===== LISTED ENTRIES =====

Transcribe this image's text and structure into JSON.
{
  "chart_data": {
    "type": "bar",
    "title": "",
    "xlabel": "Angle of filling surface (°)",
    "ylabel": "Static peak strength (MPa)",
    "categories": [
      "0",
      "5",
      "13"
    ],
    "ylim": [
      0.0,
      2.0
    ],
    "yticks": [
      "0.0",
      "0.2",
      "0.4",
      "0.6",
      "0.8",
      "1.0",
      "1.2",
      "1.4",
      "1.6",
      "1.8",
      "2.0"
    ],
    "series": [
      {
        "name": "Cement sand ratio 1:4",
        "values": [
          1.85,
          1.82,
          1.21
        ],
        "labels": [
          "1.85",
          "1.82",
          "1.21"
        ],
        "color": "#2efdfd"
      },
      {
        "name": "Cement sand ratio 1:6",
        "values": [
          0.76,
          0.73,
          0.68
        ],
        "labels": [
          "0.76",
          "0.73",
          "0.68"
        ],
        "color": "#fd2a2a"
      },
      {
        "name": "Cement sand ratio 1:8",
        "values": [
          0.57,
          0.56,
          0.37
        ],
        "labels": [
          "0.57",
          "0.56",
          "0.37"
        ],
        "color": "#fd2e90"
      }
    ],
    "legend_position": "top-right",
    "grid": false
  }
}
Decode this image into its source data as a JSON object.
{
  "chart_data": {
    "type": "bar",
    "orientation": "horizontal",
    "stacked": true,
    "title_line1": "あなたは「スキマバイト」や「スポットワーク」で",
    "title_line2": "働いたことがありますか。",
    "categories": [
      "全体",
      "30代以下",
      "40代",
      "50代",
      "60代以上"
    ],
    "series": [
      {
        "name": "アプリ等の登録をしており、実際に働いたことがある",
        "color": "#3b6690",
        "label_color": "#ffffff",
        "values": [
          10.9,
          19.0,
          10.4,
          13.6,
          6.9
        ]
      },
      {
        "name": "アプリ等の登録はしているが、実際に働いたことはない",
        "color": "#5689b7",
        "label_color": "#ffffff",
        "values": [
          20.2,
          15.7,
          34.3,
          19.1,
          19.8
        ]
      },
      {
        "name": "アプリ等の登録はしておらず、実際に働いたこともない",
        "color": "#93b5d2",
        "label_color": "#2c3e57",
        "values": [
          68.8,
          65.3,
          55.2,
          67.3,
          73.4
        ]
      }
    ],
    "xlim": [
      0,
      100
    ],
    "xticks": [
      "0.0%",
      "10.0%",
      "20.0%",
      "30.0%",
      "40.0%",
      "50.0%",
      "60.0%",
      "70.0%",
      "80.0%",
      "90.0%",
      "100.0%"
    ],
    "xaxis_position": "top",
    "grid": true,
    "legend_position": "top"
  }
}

=====

▶ [PROBLEM REQUIREMENTS]: In the entries above, identify each line that includes the string "ratio", then copy it.

▶ [SOLUTION TO THIS EXERCISE]:
        "name": "Cement sand ratio 1:4",
        "name": "Cement sand ratio 1:6",
        "name": "Cement sand ratio 1:8",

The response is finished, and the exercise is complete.